Repeat the rows word for word, beginning at the start of the rows and ending with the line that contains "x-tick-label: Feb-22 xyxy=(911,752,949,766)", including that line.

[Start RECORD LIST]

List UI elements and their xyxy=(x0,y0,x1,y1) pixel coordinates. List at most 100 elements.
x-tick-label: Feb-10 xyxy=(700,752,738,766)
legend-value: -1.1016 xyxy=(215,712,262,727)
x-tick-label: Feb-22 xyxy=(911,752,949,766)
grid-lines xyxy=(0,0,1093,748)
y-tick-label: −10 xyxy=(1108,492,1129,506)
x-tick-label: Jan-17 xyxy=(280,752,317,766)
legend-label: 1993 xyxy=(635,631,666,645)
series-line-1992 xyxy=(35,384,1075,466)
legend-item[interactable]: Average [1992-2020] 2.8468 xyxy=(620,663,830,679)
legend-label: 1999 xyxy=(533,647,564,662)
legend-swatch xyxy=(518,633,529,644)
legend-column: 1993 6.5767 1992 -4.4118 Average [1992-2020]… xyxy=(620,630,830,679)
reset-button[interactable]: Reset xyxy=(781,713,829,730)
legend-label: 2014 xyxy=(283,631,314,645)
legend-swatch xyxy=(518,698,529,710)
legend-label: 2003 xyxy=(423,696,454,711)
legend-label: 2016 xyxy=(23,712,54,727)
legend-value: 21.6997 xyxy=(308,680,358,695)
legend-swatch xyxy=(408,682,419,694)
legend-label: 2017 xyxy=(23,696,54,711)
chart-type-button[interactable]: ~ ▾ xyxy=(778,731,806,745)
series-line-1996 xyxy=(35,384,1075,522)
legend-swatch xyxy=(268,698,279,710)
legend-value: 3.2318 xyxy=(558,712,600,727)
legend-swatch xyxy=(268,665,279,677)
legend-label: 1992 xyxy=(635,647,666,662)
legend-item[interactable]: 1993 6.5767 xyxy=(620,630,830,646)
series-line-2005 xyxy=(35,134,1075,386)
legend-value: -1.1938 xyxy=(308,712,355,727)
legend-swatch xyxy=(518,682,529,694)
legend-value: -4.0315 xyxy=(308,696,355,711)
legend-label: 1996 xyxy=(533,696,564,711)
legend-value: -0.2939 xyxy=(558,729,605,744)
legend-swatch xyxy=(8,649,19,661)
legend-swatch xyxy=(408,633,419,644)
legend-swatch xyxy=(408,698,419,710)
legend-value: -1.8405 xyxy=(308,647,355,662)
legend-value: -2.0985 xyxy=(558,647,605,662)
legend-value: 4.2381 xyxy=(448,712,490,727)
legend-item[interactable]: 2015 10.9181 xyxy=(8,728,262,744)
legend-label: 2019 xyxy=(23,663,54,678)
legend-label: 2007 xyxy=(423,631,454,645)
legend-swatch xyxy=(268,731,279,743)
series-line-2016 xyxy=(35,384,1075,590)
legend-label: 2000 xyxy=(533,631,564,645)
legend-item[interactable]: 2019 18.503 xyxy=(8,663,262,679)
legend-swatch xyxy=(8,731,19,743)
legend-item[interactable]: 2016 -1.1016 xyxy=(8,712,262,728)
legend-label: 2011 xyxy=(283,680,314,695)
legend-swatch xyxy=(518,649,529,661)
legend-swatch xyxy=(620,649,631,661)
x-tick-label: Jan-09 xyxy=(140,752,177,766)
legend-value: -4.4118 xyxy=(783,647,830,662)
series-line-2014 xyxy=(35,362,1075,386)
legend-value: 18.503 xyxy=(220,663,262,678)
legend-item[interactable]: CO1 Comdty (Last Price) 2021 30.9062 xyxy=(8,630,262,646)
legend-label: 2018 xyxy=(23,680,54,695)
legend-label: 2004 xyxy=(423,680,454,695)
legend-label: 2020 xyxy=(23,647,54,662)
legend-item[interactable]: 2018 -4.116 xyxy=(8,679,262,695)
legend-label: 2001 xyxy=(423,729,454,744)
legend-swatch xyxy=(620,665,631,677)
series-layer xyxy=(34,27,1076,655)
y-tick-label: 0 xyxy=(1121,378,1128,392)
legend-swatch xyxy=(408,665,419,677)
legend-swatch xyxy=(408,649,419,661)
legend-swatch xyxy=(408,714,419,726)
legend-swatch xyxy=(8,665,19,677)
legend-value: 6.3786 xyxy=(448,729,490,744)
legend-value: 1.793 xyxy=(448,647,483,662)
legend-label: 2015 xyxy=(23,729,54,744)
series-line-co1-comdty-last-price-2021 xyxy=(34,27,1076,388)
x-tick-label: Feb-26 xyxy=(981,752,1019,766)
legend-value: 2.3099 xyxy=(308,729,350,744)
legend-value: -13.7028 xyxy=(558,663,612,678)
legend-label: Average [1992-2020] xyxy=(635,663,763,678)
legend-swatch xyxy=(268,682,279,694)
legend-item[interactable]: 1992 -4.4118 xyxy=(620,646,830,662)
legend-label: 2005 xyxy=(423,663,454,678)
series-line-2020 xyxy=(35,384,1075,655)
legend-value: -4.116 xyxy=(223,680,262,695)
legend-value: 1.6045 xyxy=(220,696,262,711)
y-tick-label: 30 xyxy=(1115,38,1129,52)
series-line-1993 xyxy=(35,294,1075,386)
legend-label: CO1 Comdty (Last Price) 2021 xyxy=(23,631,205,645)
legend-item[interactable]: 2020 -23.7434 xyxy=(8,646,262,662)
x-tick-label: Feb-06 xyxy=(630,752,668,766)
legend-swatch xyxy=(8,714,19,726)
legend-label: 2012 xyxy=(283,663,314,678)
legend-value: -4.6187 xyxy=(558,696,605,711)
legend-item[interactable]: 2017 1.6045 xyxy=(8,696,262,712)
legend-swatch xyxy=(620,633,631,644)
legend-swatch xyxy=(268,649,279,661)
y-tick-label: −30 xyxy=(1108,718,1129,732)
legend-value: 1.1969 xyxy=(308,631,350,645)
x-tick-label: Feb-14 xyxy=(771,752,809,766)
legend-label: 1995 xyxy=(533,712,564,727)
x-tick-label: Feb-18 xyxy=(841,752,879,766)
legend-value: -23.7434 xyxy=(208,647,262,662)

[End RECORD LIST]

• _OUTPUT FOR THIS EXERCISE_
List UI elements and their xyxy=(x0,y0,x1,y1) pixel coordinates. List at most 100 elements.
x-tick-label: Feb-10 xyxy=(700,752,738,766)
legend-value: -1.1016 xyxy=(215,712,262,727)
x-tick-label: Feb-22 xyxy=(911,752,949,766)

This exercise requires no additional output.